**Dataset records:**
++++++++++
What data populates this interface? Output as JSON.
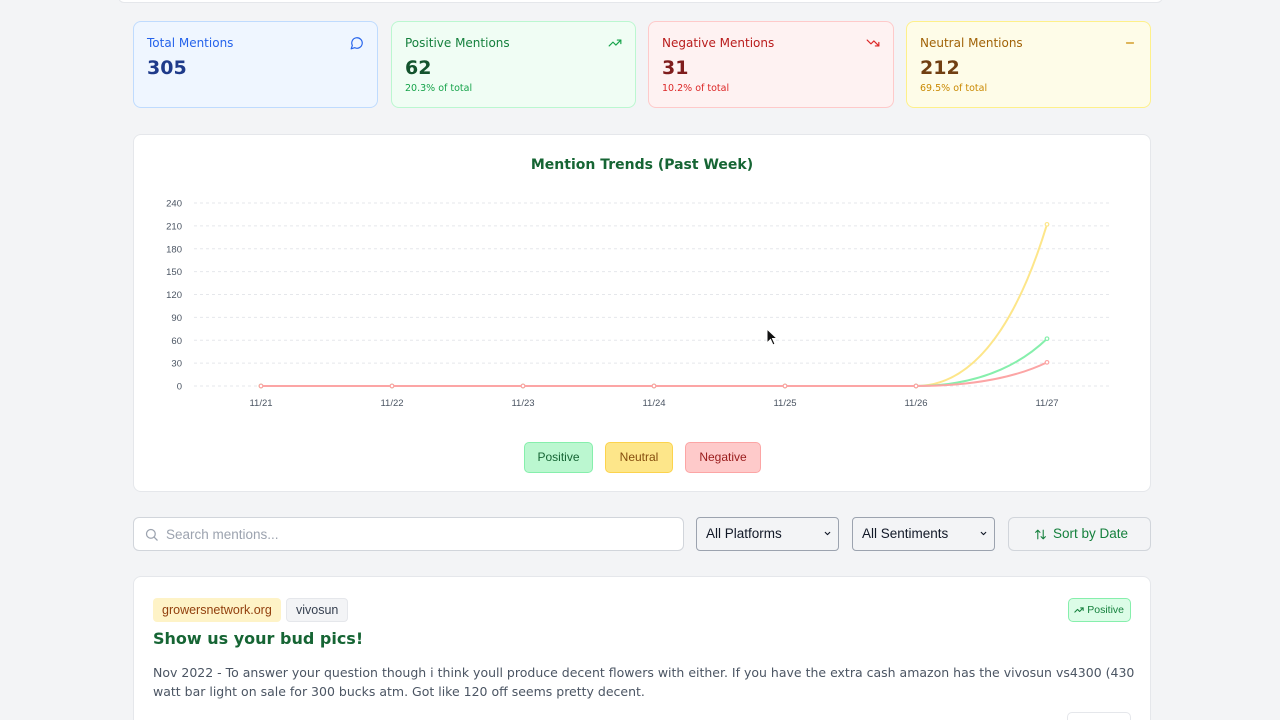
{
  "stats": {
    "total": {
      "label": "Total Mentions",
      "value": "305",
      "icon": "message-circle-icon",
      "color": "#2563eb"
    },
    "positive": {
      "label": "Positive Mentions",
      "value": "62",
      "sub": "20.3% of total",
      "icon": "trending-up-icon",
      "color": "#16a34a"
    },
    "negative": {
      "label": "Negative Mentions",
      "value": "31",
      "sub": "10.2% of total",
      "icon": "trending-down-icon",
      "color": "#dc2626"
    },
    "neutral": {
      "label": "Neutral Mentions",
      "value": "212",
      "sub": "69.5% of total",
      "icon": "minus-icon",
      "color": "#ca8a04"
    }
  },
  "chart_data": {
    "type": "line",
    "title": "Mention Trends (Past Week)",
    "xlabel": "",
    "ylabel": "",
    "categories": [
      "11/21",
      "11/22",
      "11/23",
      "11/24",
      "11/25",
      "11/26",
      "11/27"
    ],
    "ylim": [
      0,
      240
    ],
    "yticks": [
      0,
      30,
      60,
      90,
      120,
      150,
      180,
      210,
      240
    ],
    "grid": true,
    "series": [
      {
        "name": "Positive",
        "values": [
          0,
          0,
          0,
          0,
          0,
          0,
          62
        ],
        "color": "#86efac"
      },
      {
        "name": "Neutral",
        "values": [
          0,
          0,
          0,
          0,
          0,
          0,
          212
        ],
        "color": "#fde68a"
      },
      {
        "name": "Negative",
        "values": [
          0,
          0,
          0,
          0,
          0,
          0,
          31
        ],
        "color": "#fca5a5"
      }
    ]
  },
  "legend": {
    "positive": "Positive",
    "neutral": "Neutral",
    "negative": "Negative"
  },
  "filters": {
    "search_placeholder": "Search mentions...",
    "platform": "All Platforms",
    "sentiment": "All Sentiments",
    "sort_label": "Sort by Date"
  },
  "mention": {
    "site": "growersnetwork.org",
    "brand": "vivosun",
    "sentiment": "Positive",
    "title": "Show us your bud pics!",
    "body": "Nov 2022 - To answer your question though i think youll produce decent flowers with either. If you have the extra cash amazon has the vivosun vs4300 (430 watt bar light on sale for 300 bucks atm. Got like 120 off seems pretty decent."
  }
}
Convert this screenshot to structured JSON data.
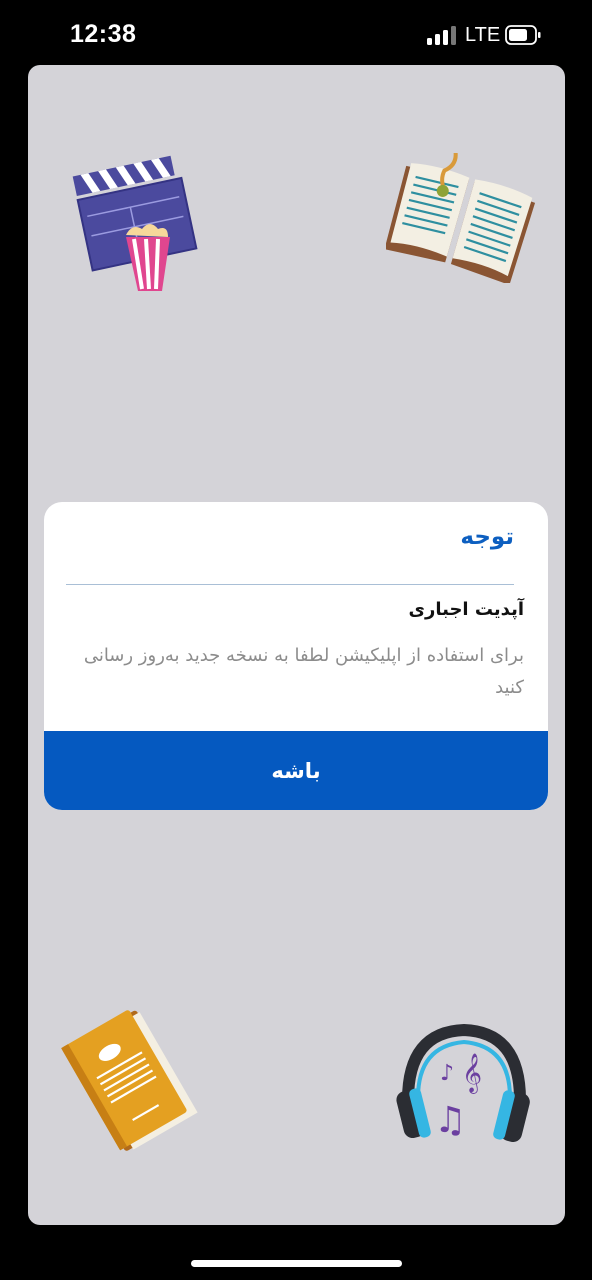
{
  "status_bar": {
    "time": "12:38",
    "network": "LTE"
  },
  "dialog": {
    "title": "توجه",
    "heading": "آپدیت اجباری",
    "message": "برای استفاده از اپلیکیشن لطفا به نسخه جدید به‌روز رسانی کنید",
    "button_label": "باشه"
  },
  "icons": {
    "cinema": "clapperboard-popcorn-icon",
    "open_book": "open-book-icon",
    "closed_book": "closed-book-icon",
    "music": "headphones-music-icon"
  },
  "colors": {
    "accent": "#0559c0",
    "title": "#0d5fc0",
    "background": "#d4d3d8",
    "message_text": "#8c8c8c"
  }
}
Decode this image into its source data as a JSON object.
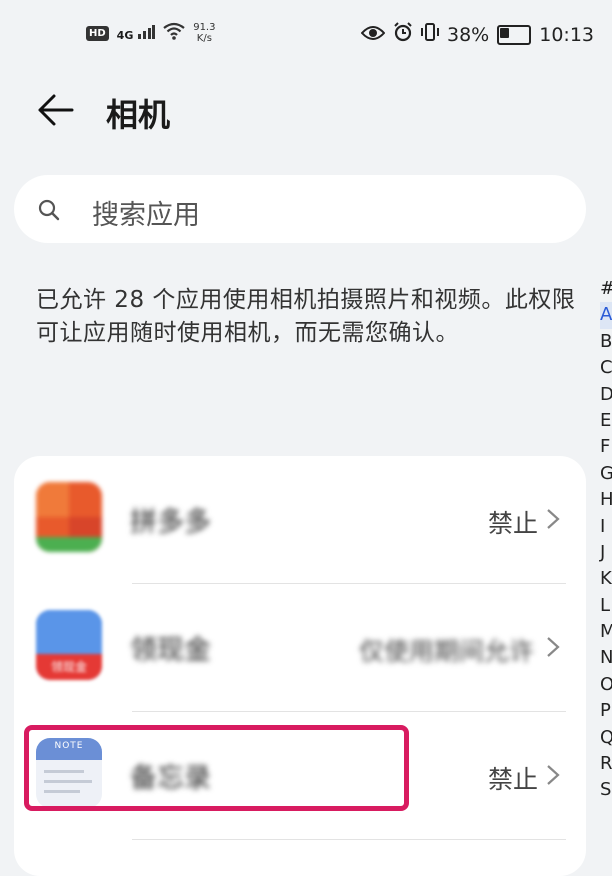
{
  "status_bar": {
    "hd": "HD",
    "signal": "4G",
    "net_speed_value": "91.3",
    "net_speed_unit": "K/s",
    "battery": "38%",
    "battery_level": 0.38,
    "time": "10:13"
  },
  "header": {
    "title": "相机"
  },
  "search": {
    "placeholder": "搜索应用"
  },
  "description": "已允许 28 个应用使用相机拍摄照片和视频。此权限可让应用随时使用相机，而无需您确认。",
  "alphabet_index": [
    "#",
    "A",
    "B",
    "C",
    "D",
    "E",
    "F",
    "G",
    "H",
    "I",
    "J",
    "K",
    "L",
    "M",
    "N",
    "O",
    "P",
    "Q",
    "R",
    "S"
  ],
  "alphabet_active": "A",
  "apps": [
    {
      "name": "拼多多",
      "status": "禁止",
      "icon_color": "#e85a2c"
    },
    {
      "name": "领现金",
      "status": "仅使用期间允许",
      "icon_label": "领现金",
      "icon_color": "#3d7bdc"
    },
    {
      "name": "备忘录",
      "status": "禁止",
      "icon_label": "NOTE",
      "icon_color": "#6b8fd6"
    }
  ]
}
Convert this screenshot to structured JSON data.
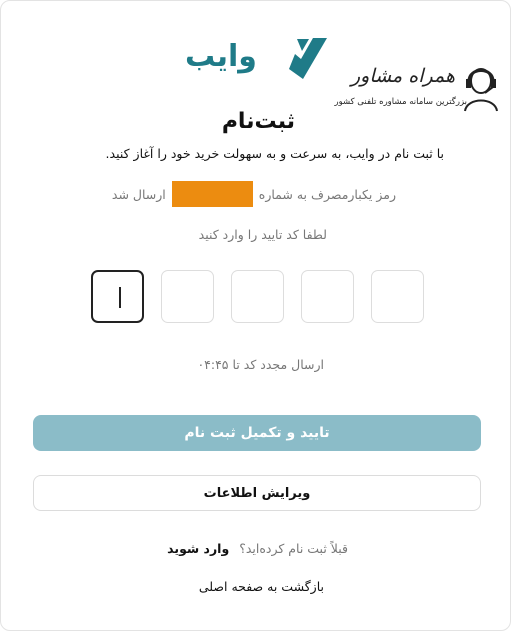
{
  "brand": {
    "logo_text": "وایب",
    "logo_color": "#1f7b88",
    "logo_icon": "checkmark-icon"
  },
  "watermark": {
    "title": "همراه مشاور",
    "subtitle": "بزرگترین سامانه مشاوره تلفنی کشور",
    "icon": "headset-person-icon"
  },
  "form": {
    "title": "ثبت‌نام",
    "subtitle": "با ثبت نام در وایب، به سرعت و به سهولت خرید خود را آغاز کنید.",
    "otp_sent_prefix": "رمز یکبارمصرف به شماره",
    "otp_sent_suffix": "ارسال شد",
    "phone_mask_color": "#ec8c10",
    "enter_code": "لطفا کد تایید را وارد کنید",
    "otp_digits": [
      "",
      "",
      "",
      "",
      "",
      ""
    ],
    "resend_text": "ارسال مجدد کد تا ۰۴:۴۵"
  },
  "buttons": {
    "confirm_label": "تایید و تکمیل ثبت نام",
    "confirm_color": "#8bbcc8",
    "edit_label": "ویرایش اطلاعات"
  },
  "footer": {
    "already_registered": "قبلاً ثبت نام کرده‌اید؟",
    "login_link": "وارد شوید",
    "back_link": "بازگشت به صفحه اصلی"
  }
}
++++++++++
**Requirements:**
Lines of the material that contain the word "trending" are to be gathered.

**Task solution:**
      "icon": "trending-up-icon",
      "icon": "trending-down-icon",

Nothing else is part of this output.